YOUR OBJECTIVE: Check each line for the word "Reports" and give how many have it. Say nothing else.

DATA SUPPLIED:
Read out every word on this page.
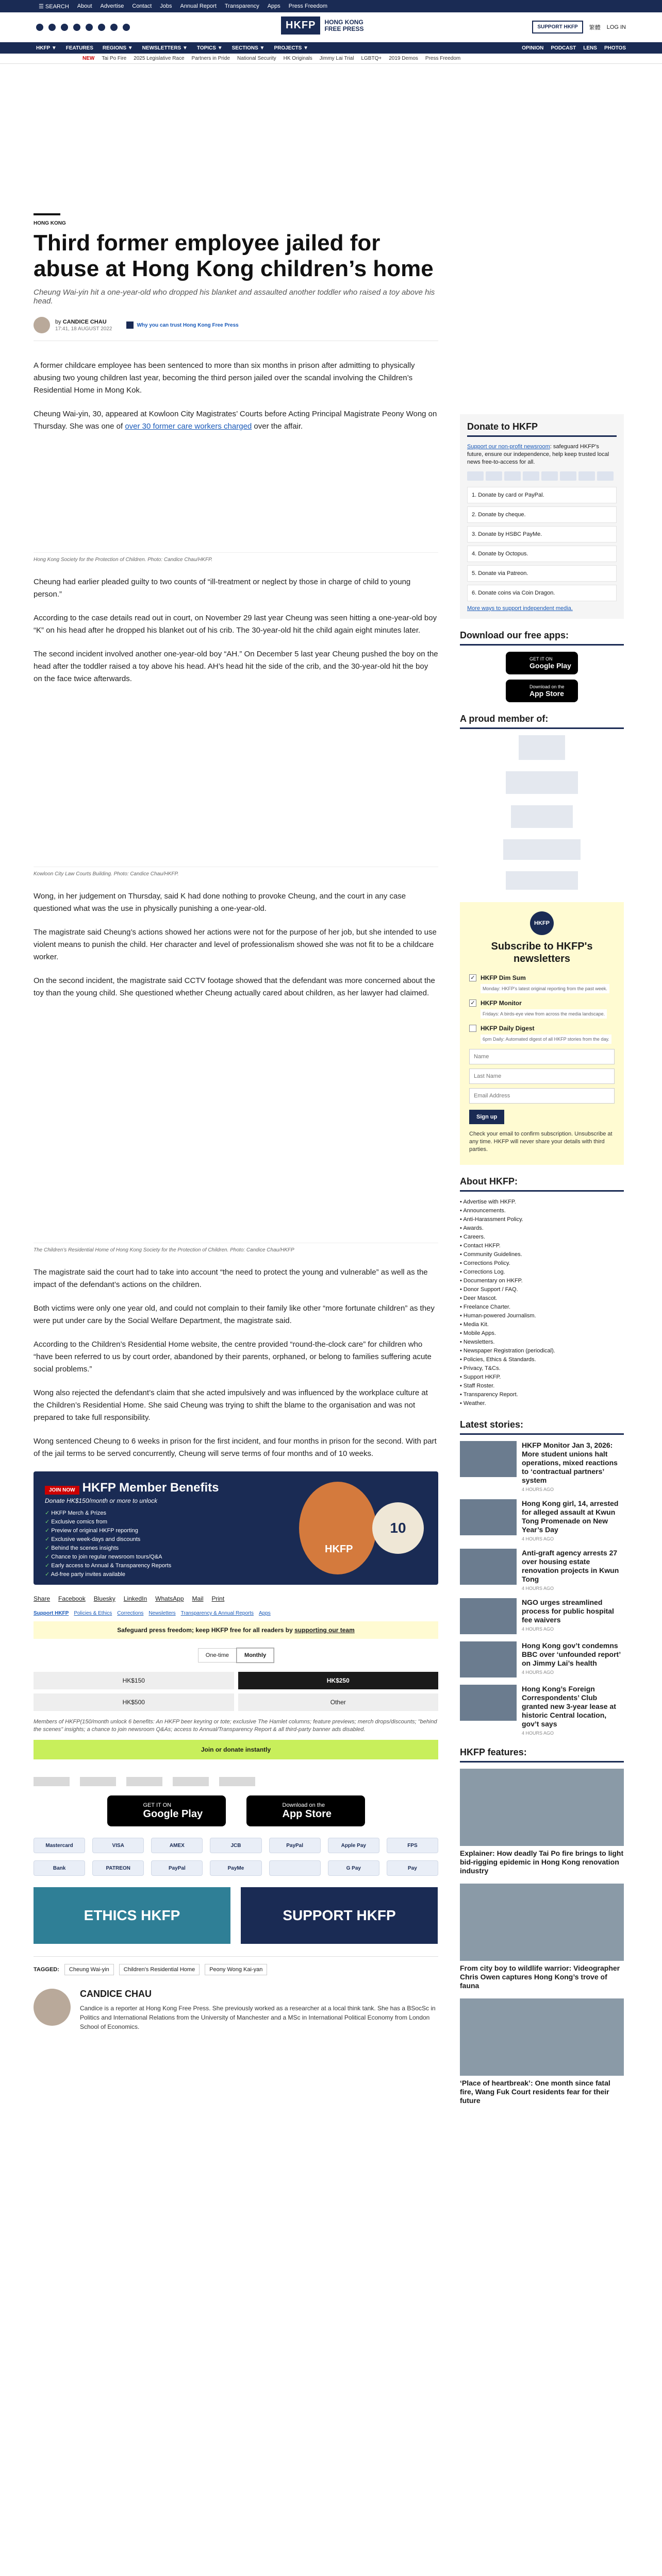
☰ SEARCH About Advertise Contact Jobs Annual Report Transparency Apps Press Freedom
HKFP	HONG KONG
FREE PRESS	SUPPORT HKFP	繁體 LOG IN
HKFP ▼ FEATURES REGIONS ▼ NEWSLETTERS ▼ TOPICS ▼ SECTIONS ▼ PROJECTS ▼	OPINION PODCAST LENS PHOTOS
NEW Tai Po Fire 2025 Legislative Race Partners in Pride National Security HK Originals Jimmy Lai Trial LGBTQ+ 2019 Demos Press Freedom
HONG KONG
Third former employee jailed for abuse at Hong Kong children’s home
Cheung Wai-yin hit a one-year-old who dropped his blanket and assaulted another toddler who raised a toy above his head.
by CANDICE CHAU
17:41, 18 AUGUST 2022
Why you can trust Hong Kong Free Press

A former childcare employee has been sentenced to more than six months in prison after admitting to physically abusing two young children last year, becoming the third person jailed over the scandal involving the Children’s Residential Home in Mong Kok.

Cheung Wai-yin, 30, appeared at Kowloon City Magistrates’ Courts before Acting Principal Magistrate Peony Wong on Thursday. She was one of over 30 former care workers charged over the affair.

Hong Kong Society for the Protection of Children. Photo: Candice Chau/HKFP.

Cheung had earlier pleaded guilty to two counts of “ill-treatment or neglect by those in charge of child to young person.”

According to the case details read out in court, on November 29 last year Cheung was seen hitting a one-year-old boy “K” on his head after he dropped his blanket out of his crib. The 30-year-old hit the child again eight minutes later.

The second incident involved another one-year-old boy “AH.” On December 5 last year Cheung pushed the boy on the head after the toddler raised a toy above his head. AH’s head hit the side of the crib, and the 30-year-old hit the boy on the face twice afterwards.

Kowloon City Law Courts Building. Photo: Candice Chau/HKFP.

Wong, in her judgement on Thursday, said K had done nothing to provoke Cheung, and the court in any case questioned what was the use in physically punishing a one-year-old.

The magistrate said Cheung’s actions showed her actions were not for the purpose of her job, but she intended to use violent means to punish the child. Her character and level of professionalism showed she was not fit to be a childcare worker.

On the second incident, the magistrate said CCTV footage showed that the defendant was more concerned about the toy than the young child. She questioned whether Cheung actually cared about children, as her lawyer had claimed.

The Children’s Residential Home of Hong Kong Society for the Protection of Children. Photo: Candice Chau/HKFP

The magistrate said the court had to take into account “the need to protect the young and vulnerable” as well as the impact of the defendant’s actions on the children.

Both victims were only one year old, and could not complain to their family like other “more fortunate children” as they were put under care by the Social Welfare Department, the magistrate said.

According to the Children’s Residential Home website, the centre provided “round-the-clock care” for children who “have been referred to us by court order, abandoned by their parents, orphaned, or belong to families suffering acute social problems.”

Wong also rejected the defendant’s claim that she acted impulsively and was influenced by the workplace culture at the Children’s Residential Home. She said Cheung was trying to shift the blame to the organisation and was not prepared to take full responsibility.

Wong sentenced Cheung to 6 weeks in prison for the first incident, and four months in prison for the second. With part of the jail terms to be served concurrently, Cheung will serve terms of four months and of 10 weeks.

JOIN NOW HKFP Member Benefits
Donate HK$150/month or more to unlock
✓ HKFP Merch & Prizes
✓ Exclusive comics from
✓ Preview of original HKFP reporting
✓ Exclusive week-days and discounts
✓ Behind the scenes insights
✓ Chance to join regular newsroom tours/Q&A
✓ Early access to Annual & Transparency Reports
✓ Ad-free party invites available
HKFP
10
Share Facebook Bluesky LinkedIn WhatsApp Mail Print
Support HKFP Policies & Ethics Corrections Newsletters Transparency & Annual Reports Apps
Safeguard press freedom; keep HKFP free for all readers by supporting our team
One-time	Monthly
HK$150	HK$250
HK$500	Other
Members of HKFP(150/month unlock 6 benefits: An HKFP beer keyring or tote; exclusive The Hamlet columns; feature previews; merch drops/discounts; "behind the scenes" insights; a chance to join newsroom Q&As; access to Annual/Transparency Report & all third-party banner ads disabled.
Join or donate instantly
GET IT ON
Google Play
Download on the
App Store
Mastercard	VISA	AMEX	JCB	PayPal	Apple Pay	FPS
Bank	PATREON	PayPal	PayMe	G Pay	Pay
ETHICS HKFP	SUPPORT HKFP
TAGGED:	Cheung Wai-yin	Children's Residential Home	Peony Wong Kai-yan
CANDICE CHAU

Candice is a reporter at Hong Kong Free Press. She previously worked as a researcher at a local think tank. She has a BSocSc in Politics and International Relations from the University of Manchester and a MSc in International Political Economy from London School of Economics.

Donate to HKFP

Support our non-profit newsroom: safeguard HKFP's future, ensure our independence, help keep trusted local news free-to-access for all.

1. Donate by card or PayPal.
2. Donate by cheque.
3. Donate by HSBC PayMe.
4. Donate by Octopus.
5. Donate via Patreon.
6. Donate coins via Coin Dragon.
More ways to support independent media.
Download our free apps:
GET IT ON
Google Play
Download on the
App Store
A proud member of:
HKFP
Subscribe to HKFP's newsletters
✓ HKFP Dim Sum
Monday: HKFP's latest original reporting from the past week.
✓ HKFP Monitor
Fridays: A birds-eye view from across the media landscape.
HKFP Daily Digest
6pm Daily: Automated digest of all HKFP stories from the day.
Name Last Name Email Address Sign up
Check your email to confirm subscription. Unsubscribe at any time. HKFP will never share your details with third parties.
About HKFP:
• Advertise with HKFP.
• Announcements.
• Anti-Harassment Policy.
• Awards.
• Careers.
• Contact HKFP.
• Community Guidelines.
• Corrections Policy.
• Corrections Log.
• Documentary on HKFP.
• Donor Support / FAQ.
• Deer Mascot.
• Freelance Charter.
• Human-powered Journalism.
• Media Kit.
• Mobile Apps.
• Newsletters.
• Newspaper Registration (periodical).
• Policies, Ethics & Standards.
• Privacy, T&Cs.
• Support HKFP.
• Staff Roster.
• Transparency Report.
• Weather.
Latest stories:
HKFP Monitor Jan 3, 2026: More student unions halt operations, mixed reactions to ‘contractual partners’ system
4 HOURS AGO
Hong Kong girl, 14, arrested for alleged assault at Kwun Tong Promenade on New Year’s Day
4 HOURS AGO
Anti-graft agency arrests 27 over housing estate renovation projects in Kwun Tong
4 HOURS AGO
NGO urges streamlined process for public hospital fee waivers
4 HOURS AGO
Hong Kong gov’t condemns BBC over ‘unfounded report’ on Jimmy Lai’s health
4 HOURS AGO
Hong Kong’s Foreign Correspondents’ Club granted new 3-year lease at historic Central location, gov’t says
4 HOURS AGO
HKFP features:
Explainer: How deadly Tai Po fire brings to light bid-rigging epidemic in Hong Kong renovation industry
From city boy to wildlife warrior: Videographer Chris Owen captures Hong Kong’s trove of fauna
‘Place of heartbreak’: One month since fatal fire, Wang Fuk Court residents fear for their future
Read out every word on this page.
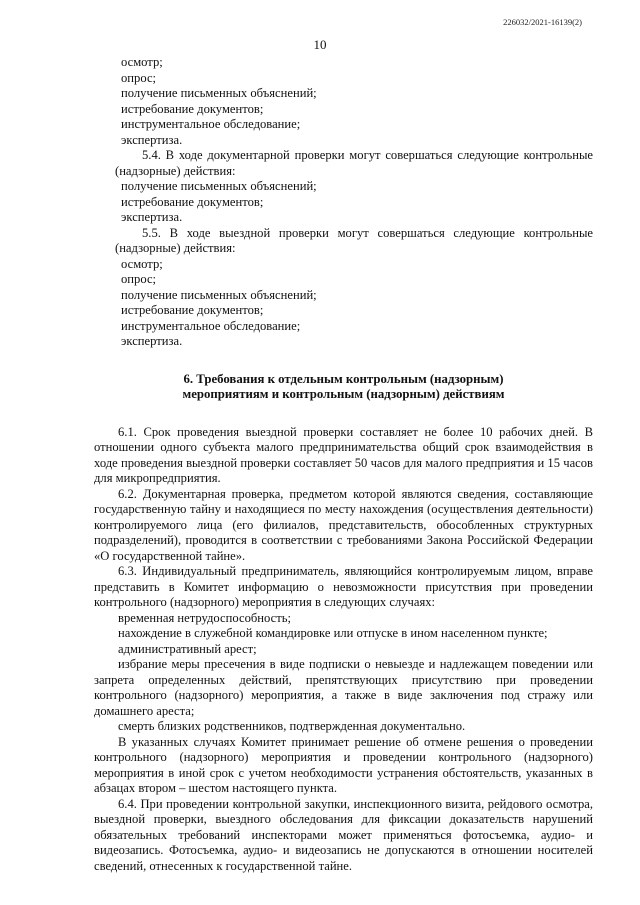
226032/2021-16139(2)
10

осмотр;

опрос;

получение письменных объяснений;

истребование документов;

инструментальное обследование;

экспертиза.

5.4. В ходе документарной проверки могут совершаться следующие контрольные (надзорные) действия:

получение письменных объяснений;

истребование документов;

экспертиза.

5.5. В ходе выездной проверки могут совершаться следующие контрольные (надзорные) действия:

осмотр;

опрос;

получение письменных объяснений;

истребование документов;

инструментальное обследование;

экспертиза.

6. Требования к отдельным контрольным (надзорным)
мероприятиям и контрольным (надзорным) действиям

6.1. Срок проведения выездной проверки составляет не более 10 рабочих дней. В отношении одного субъекта малого предпринимательства общий срок взаимодействия в ходе проведения выездной проверки составляет 50 часов для малого предприятия и 15 часов для микропредприятия.

6.2. Документарная проверка, предметом которой являются сведения, составляющие государственную тайну и находящиеся по месту нахождения (осуществления деятельности) контролируемого лица (его филиалов, представительств, обособленных структурных подразделений), проводится в соответствии с требованиями Закона Российской Федерации «О государственной тайне».

6.3. Индивидуальный предприниматель, являющийся контролируемым лицом, вправе представить в Комитет информацию о невозможности присутствия при проведении контрольного (надзорного) мероприятия в следующих случаях:

временная нетрудоспособность;

нахождение в служебной командировке или отпуске в ином населенном пункте;

административный арест;

избрание меры пресечения в виде подписки о невыезде и надлежащем поведении или запрета определенных действий, препятствующих присутствию при проведении контрольного (надзорного) мероприятия, а также в виде заключения под стражу или домашнего ареста;

смерть близких родственников, подтвержденная документально.

В указанных случаях Комитет принимает решение об отмене решения о проведении контрольного (надзорного) мероприятия и проведении контрольного (надзорного) мероприятия в иной срок с учетом необходимости устранения обстоятельств, указанных в абзацах втором – шестом настоящего пункта.

6.4. При проведении контрольной закупки, инспекционного визита, рейдового осмотра, выездной проверки, выездного обследования для фиксации доказательств нарушений обязательных требований инспекторами может применяться фотосъемка, аудио- и видеозапись. Фотосъемка, аудио- и видеозапись не допускаются в отношении носителей сведений, отнесенных к государственной тайне.
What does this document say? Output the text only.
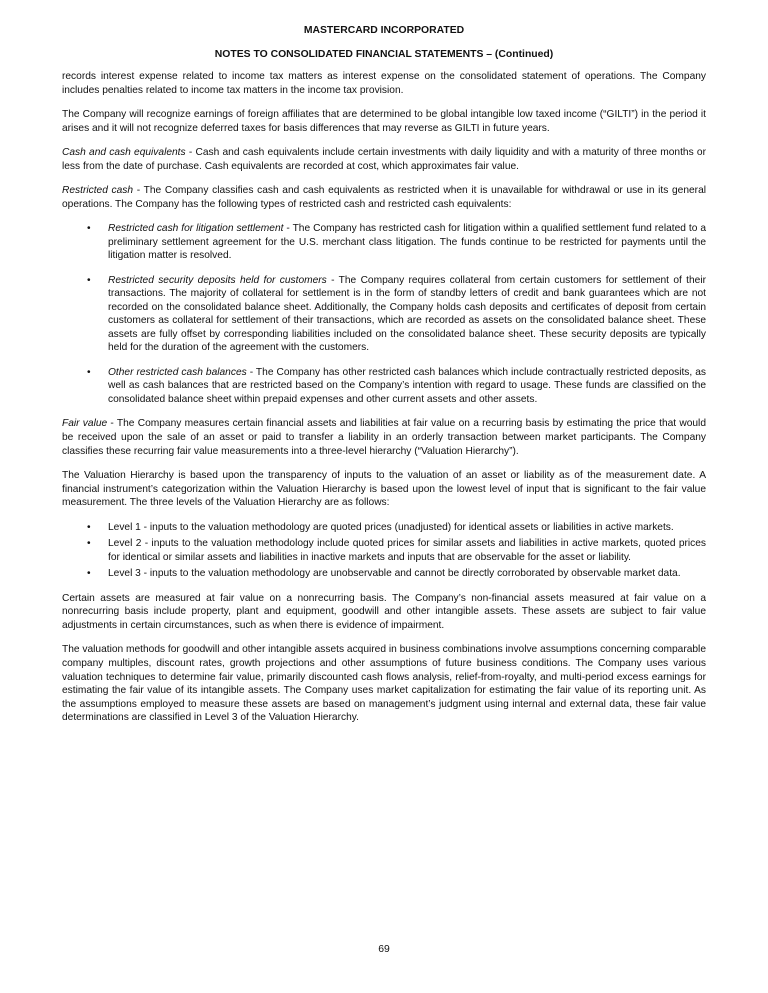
MASTERCARD INCORPORATED
NOTES TO CONSOLIDATED FINANCIAL STATEMENTS – (Continued)

records interest expense related to income tax matters as interest expense on the consolidated statement of operations. The Company includes penalties related to income tax matters in the income tax provision.

The Company will recognize earnings of foreign affiliates that are determined to be global intangible low taxed income (“GILTI”) in the period it arises and it will not recognize deferred taxes for basis differences that may reverse as GILTI in future years.

Cash and cash equivalents - Cash and cash equivalents include certain investments with daily liquidity and with a maturity of three months or less from the date of purchase. Cash equivalents are recorded at cost, which approximates fair value.

Restricted cash - The Company classifies cash and cash equivalents as restricted when it is unavailable for withdrawal or use in its general operations. The Company has the following types of restricted cash and restricted cash equivalents:

• Restricted cash for litigation settlement - The Company has restricted cash for litigation within a qualified settlement fund related to a preliminary settlement agreement for the U.S. merchant class litigation. The funds continue to be restricted for payments until the litigation matter is resolved.
• Restricted security deposits held for customers - The Company requires collateral from certain customers for settlement of their transactions. The majority of collateral for settlement is in the form of standby letters of credit and bank guarantees which are not recorded on the consolidated balance sheet. Additionally, the Company holds cash deposits and certificates of deposit from certain customers as collateral for settlement of their transactions, which are recorded as assets on the consolidated balance sheet. These assets are fully offset by corresponding liabilities included on the consolidated balance sheet. These security deposits are typically held for the duration of the agreement with the customers.
• Other restricted cash balances - The Company has other restricted cash balances which include contractually restricted deposits, as well as cash balances that are restricted based on the Company’s intention with regard to usage. These funds are classified on the consolidated balance sheet within prepaid expenses and other current assets and other assets.

Fair value - The Company measures certain financial assets and liabilities at fair value on a recurring basis by estimating the price that would be received upon the sale of an asset or paid to transfer a liability in an orderly transaction between market participants. The Company classifies these recurring fair value measurements into a three-level hierarchy (“Valuation Hierarchy”).

The Valuation Hierarchy is based upon the transparency of inputs to the valuation of an asset or liability as of the measurement date. A financial instrument’s categorization within the Valuation Hierarchy is based upon the lowest level of input that is significant to the fair value measurement. The three levels of the Valuation Hierarchy are as follows:

• Level 1 - inputs to the valuation methodology are quoted prices (unadjusted) for identical assets or liabilities in active markets.
• Level 2 - inputs to the valuation methodology include quoted prices for similar assets and liabilities in active markets, quoted prices for identical or similar assets and liabilities in inactive markets and inputs that are observable for the asset or liability.
• Level 3 - inputs to the valuation methodology are unobservable and cannot be directly corroborated by observable market data.

Certain assets are measured at fair value on a nonrecurring basis. The Company’s non-financial assets measured at fair value on a nonrecurring basis include property, plant and equipment, goodwill and other intangible assets. These assets are subject to fair value adjustments in certain circumstances, such as when there is evidence of impairment.

The valuation methods for goodwill and other intangible assets acquired in business combinations involve assumptions concerning comparable company multiples, discount rates, growth projections and other assumptions of future business conditions. The Company uses various valuation techniques to determine fair value, primarily discounted cash flows analysis, relief-from-royalty, and multi-period excess earnings for estimating the fair value of its intangible assets. The Company uses market capitalization for estimating the fair value of its reporting unit. As the assumptions employed to measure these assets are based on management’s judgment using internal and external data, these fair value determinations are classified in Level 3 of the Valuation Hierarchy.

69
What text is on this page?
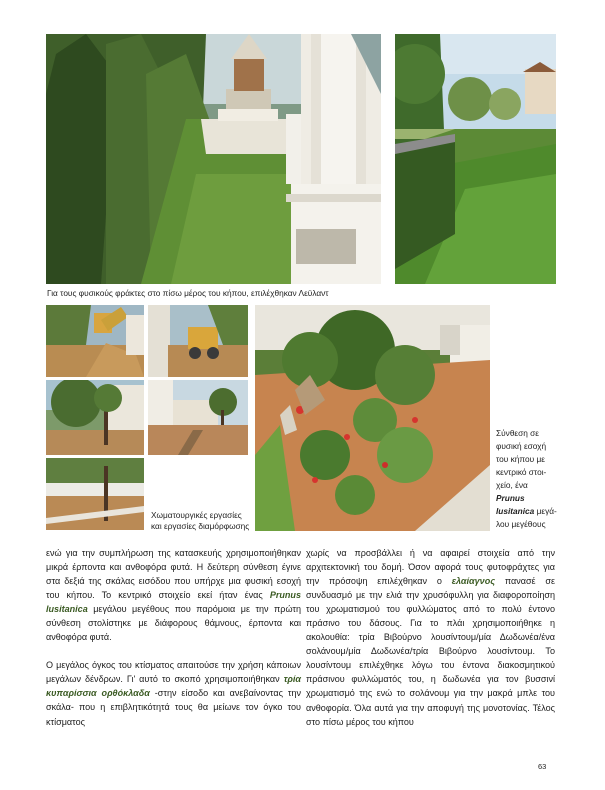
Για τους φυσικούς φράκτες στο πίσω μέρος του κήπου, επιλέχθηκαν Λεϋλαντ
Χωματουργικές εργασίες
και εργασίες διαμόρφωσης
Σύνθεση σε
φυσική εσοχή
του κήπου με
κεντρικό στοι-
χείο, ένα
Prunus
lusitanica μεγά-
λου μεγέθους

ενώ για την συμπλήρωση της κατασκευής χρησιμοποιήθηκαν μικρά έρποντα και ανθοφόρα φυτά. Η δεύτερη σύνθεση έγινε στα δεξιά της σκάλας εισόδου που υπήρχε μια φυσική εσοχή του κήπου. Το κεντρικό στοιχείο εκεί ήταν ένας Prunus lusitanica μεγάλου μεγέθους που παρόμοια με την πρώτη σύνθεση στολίστηκε με διάφορους θάμνους, έρποντα και ανθοφόρα φυτά.

Ο μεγάλος όγκος του κτίσματος απαιτούσε την χρήση κάποιων μεγάλων δένδρων. Γι' αυτό το σκοπό χρησιμοποιήθηκαν τρία κυπαρίσσια ορθόκλαδα -στην είσοδο και ανεβαίνοντας την σκάλα- που η επιβλητικότητά τους θα μείωνε τον όγκο του κτίσματος

χωρίς να προσβάλλει ή να αφαιρεί στοιχεία από την αρχιτεκτονική του δομή. Όσον αφορά τους φυτοφράχτες για την πρόσοψη επιλέχθηκαν ο ελαίαγνος πανασέ σε συνδυασμό με την ελιά την χρυσόφυλλη για διαφοροποίηση του χρωματισμού του φυλλώματος από το πολύ έντονο πράσινο του δάσους. Για το πλάι χρησιμοποιήθηκε η ακολουθία: τρία Βιβούρνο λουσίντουμ/μία Δωδωνέα/ένα σολάνουμ/μία Δωδωνέα/τρία Βιβούρνο λουσίντουμ. Το λουσίντουμ επιλέχθηκε λόγω του έντονα διακοσμητικού πράσινου φυλλώματός του, η δωδωνέα για τον βυσσινί χρωματισμό της ενώ το σολάνουμ για την μακρά μπλε του ανθοφορία. Όλα αυτά για την αποφυγή της μονοτονίας. Τέλος στο πίσω μέρος του κήπου

63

RESPONSE TO THIS EXERCISE: 2